§ **Extract**:
+ + +

P.O.V. has many advantages for PHENIX event visualization. It is very flexible in the customization of what it displays by simply editing the scene files - geometry and coloring are easy to manipulate. The produced images are rendered using a ray tracing program, so effects like lighting, transparency, shadowing, etc. can be used to enhance the image. Also, the resolution of the output image can be adjusted to as high as 1280 x 1024 pixels.

The package is named P.O.V. since it uses the freeware, Open-Source package called Pov-Ray, or Persistence Of Vision Ray Tracer as its rendering tool. You can download this package and see what it can do by going to the Pov-Ray web site at http://www.povray.org/. You must have access to a computer with this ray tracer installed in order to produce displays. Pov-Ray was chosen since it is free software and it is supported on many platforms including LINUX and Windows 98/NT. Pov-Ray is also easy to use, especially for those familiar with GEANT geometry.

+ + +

§ **Extracted material**:

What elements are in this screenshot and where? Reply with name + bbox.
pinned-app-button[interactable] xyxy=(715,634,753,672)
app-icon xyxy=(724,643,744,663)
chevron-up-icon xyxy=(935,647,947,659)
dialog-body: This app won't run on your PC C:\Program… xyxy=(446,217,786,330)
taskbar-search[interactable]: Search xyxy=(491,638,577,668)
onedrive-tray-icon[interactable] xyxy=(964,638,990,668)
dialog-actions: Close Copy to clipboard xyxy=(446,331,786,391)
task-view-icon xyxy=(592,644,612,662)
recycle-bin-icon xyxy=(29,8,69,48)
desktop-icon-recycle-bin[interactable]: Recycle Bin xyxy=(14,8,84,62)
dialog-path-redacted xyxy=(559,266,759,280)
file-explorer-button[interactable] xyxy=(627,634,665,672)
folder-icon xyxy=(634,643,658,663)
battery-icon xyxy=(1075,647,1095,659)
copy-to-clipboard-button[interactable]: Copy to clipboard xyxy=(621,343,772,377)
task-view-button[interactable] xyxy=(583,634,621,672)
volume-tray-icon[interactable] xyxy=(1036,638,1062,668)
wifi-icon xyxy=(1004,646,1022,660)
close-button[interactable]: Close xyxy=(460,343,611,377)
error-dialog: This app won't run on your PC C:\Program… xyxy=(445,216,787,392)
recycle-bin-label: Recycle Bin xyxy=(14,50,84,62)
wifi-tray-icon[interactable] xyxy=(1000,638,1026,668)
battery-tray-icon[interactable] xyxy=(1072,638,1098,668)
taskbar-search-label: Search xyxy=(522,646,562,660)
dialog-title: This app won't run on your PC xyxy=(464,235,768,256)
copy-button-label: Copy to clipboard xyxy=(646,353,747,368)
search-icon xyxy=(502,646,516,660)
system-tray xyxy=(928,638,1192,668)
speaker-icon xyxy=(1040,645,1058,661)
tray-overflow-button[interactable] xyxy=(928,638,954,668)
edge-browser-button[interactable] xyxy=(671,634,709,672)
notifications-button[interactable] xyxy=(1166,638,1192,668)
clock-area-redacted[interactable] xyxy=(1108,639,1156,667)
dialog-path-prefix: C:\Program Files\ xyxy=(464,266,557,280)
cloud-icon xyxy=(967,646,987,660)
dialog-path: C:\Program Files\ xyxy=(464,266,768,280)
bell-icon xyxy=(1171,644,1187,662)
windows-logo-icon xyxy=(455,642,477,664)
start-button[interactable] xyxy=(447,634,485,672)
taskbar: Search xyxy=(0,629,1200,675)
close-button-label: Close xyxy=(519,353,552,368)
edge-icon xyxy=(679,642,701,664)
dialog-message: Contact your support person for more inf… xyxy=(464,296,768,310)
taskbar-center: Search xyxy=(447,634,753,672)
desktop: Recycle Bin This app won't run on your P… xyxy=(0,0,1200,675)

+ + +

§ **Given request 1**:
Reproduce word for word the passage of the text on P.O.V. starting with "P.O.V. has many" and going on through "x 1024 pixels.".
§ **Given request 2**:
In the text on P.O.V., what is the highest resolution the output image can be set to?
The material placed after the text on P.O.V. stands apart from it.

§ **Task response 1**:
P.O.V. has many advantages for PHENIX event visualization. It is very flexible in the customization of what it displays by simply editing the scene files - geometry and coloring are easy to manipulate. The produced images are rendered using a ray tracing program, so effects like lighting, transparency, shadowing, etc. can be used to enhance the image. Also, the resolution of the output image can be adjusted to as high as 1280 x 1024 pixels.

§ **Task response 2**:
1280 x 1024 pixels.